#### Work to do:
Count every line where "Jahrhunderts" occurs. Give the total alone.

#### Provided data:
══════
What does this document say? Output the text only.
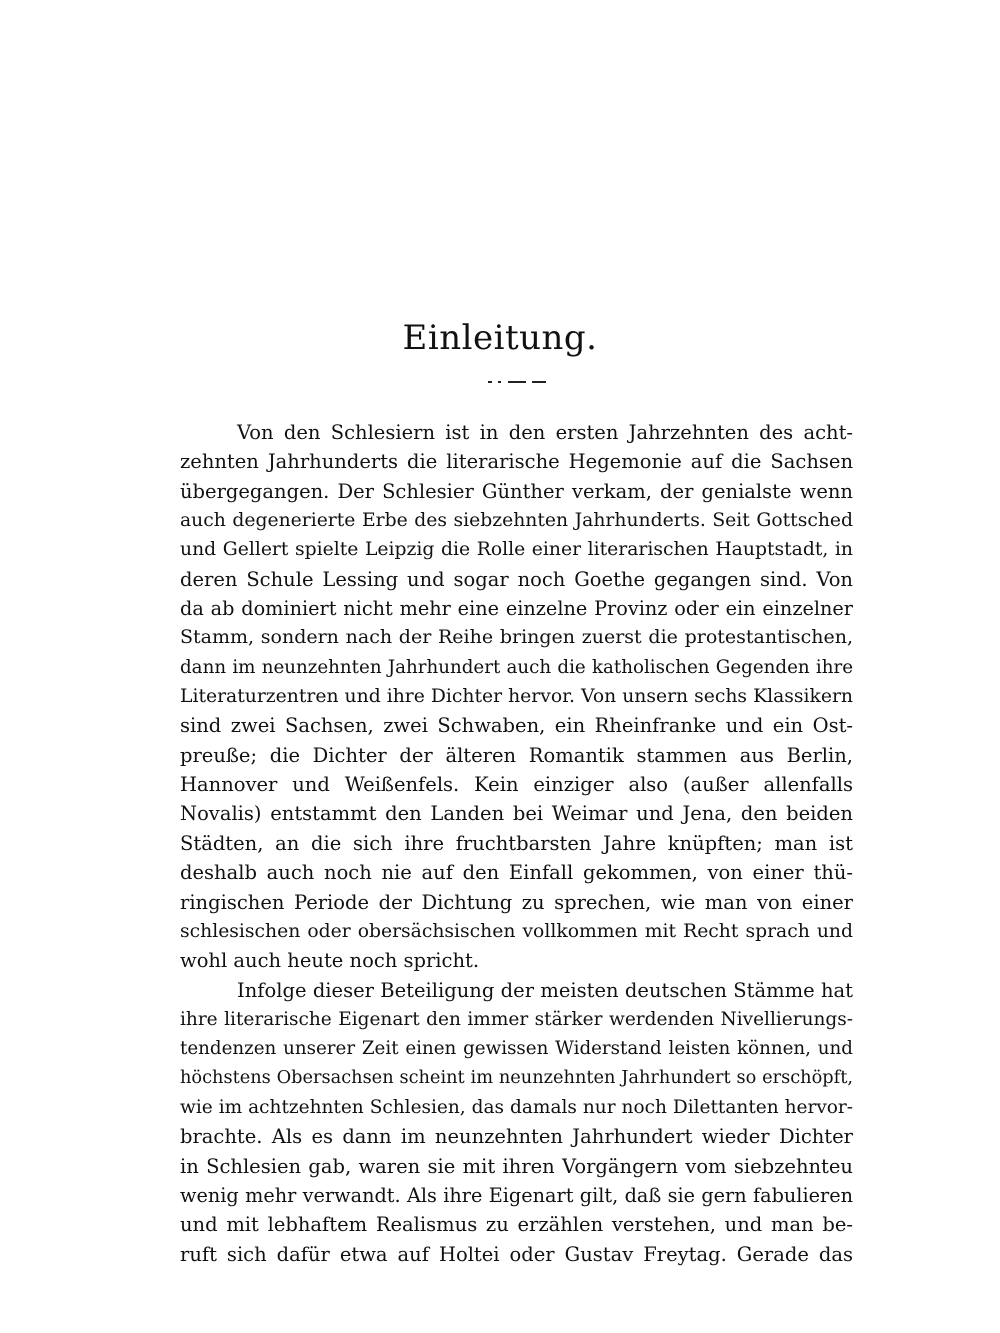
Einleitung.
Von den Schlesiern ist in den ersten Jahrzehnten des acht-
zehnten Jahrhunderts die literarische Hegemonie auf die Sachsen
übergegangen. Der Schlesier Günther verkam, der genialste wenn
auch degenerierte Erbe des siebzehnten Jahrhunderts. Seit Gottsched
und Gellert spielte Leipzig die Rolle einer literarischen Hauptstadt, in
deren Schule Lessing und sogar noch Goethe gegangen sind. Von
da ab dominiert nicht mehr eine einzelne Provinz oder ein einzelner
Stamm, sondern nach der Reihe bringen zuerst die protestantischen,
dann im neunzehnten Jahrhundert auch die katholischen Gegenden ihre
Literaturzentren und ihre Dichter hervor. Von unsern sechs Klassikern
sind zwei Sachsen, zwei Schwaben, ein Rheinfranke und ein Ost-
preuße; die Dichter der älteren Romantik stammen aus Berlin,
Hannover und Weißenfels. Kein einziger also (außer allenfalls
Novalis) entstammt den Landen bei Weimar und Jena, den beiden
Städten, an die sich ihre fruchtbarsten Jahre knüpften; man ist
deshalb auch noch nie auf den Einfall gekommen, von einer thü-
ringischen Periode der Dichtung zu sprechen, wie man von einer
schlesischen oder obersächsischen vollkommen mit Recht sprach und
wohl auch heute noch spricht.
Infolge dieser Beteiligung der meisten deutschen Stämme hat
ihre literarische Eigenart den immer stärker werdenden Nivellierungs-
tendenzen unserer Zeit einen gewissen Widerstand leisten können, und
höchstens Obersachsen scheint im neunzehnten Jahrhundert so erschöpft,
wie im achtzehnten Schlesien, das damals nur noch Dilettanten hervor-
brachte. Als es dann im neunzehnten Jahrhundert wieder Dichter
in Schlesien gab, waren sie mit ihren Vorgängern vom siebzehnteu
wenig mehr verwandt. Als ihre Eigenart gilt, daß sie gern fabulieren
und mit lebhaftem Realismus zu erzählen verstehen, und man be-
ruft sich dafür etwa auf Holtei oder Gustav Freytag. Gerade das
══════
#### Finished task:
2